Segment Open

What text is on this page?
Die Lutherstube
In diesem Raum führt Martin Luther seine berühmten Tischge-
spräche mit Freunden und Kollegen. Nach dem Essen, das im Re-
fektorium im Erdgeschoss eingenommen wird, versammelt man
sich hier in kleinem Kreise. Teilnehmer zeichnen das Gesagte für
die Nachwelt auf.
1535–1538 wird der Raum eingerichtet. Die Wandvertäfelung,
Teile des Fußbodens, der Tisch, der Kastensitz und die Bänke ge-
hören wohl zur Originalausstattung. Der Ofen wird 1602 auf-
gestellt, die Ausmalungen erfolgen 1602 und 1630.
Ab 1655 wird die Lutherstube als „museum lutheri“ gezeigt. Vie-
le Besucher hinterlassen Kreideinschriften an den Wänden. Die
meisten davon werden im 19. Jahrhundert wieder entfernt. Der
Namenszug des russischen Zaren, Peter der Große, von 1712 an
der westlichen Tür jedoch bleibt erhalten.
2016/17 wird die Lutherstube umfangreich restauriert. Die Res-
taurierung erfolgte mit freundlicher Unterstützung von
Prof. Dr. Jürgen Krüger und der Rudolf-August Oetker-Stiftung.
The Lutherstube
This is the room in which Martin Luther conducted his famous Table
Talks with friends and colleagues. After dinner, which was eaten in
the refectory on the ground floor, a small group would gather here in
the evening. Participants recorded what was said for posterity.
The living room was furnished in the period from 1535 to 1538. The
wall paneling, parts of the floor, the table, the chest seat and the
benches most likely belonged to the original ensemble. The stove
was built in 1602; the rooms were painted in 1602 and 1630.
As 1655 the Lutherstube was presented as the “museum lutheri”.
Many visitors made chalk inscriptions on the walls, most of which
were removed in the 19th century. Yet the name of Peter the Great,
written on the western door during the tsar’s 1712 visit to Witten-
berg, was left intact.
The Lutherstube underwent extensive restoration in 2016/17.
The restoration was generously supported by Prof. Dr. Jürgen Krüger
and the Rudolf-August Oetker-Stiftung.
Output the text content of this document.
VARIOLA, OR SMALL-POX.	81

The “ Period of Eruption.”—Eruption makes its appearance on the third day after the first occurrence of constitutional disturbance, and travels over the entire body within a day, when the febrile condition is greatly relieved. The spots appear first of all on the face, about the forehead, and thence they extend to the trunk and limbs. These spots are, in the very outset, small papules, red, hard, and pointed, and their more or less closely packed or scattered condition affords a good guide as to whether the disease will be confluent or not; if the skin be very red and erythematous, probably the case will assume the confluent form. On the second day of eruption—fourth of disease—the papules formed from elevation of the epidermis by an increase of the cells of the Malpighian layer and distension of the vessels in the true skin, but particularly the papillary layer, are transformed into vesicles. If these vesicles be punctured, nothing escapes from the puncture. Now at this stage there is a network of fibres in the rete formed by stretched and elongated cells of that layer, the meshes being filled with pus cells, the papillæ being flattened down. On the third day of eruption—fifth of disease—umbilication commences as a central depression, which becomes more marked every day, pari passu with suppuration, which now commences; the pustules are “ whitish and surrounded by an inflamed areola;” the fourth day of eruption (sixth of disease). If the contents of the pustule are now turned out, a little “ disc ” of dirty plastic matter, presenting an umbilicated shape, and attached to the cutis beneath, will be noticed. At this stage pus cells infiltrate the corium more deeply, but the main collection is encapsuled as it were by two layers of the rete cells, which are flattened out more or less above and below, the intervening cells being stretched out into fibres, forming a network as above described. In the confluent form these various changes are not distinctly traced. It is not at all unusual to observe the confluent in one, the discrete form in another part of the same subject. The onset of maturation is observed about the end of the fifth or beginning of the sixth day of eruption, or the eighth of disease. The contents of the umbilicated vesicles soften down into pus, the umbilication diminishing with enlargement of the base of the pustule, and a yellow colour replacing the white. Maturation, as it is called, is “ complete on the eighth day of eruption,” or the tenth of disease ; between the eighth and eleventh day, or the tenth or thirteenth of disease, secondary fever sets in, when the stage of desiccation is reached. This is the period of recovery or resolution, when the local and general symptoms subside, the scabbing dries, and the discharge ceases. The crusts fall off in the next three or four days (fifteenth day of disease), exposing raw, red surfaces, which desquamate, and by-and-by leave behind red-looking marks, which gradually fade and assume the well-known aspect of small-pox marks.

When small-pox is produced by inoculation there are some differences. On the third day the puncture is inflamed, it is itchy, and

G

Segment Closed

Problem to solve: Copy each line of the data that contains the word "Raum".

Solution to the problem:
In diesem Raum führt Martin Luther seine berühmten Tischge-
1535–1538 wird der Raum eingerichtet. Die Wandvertäfelung,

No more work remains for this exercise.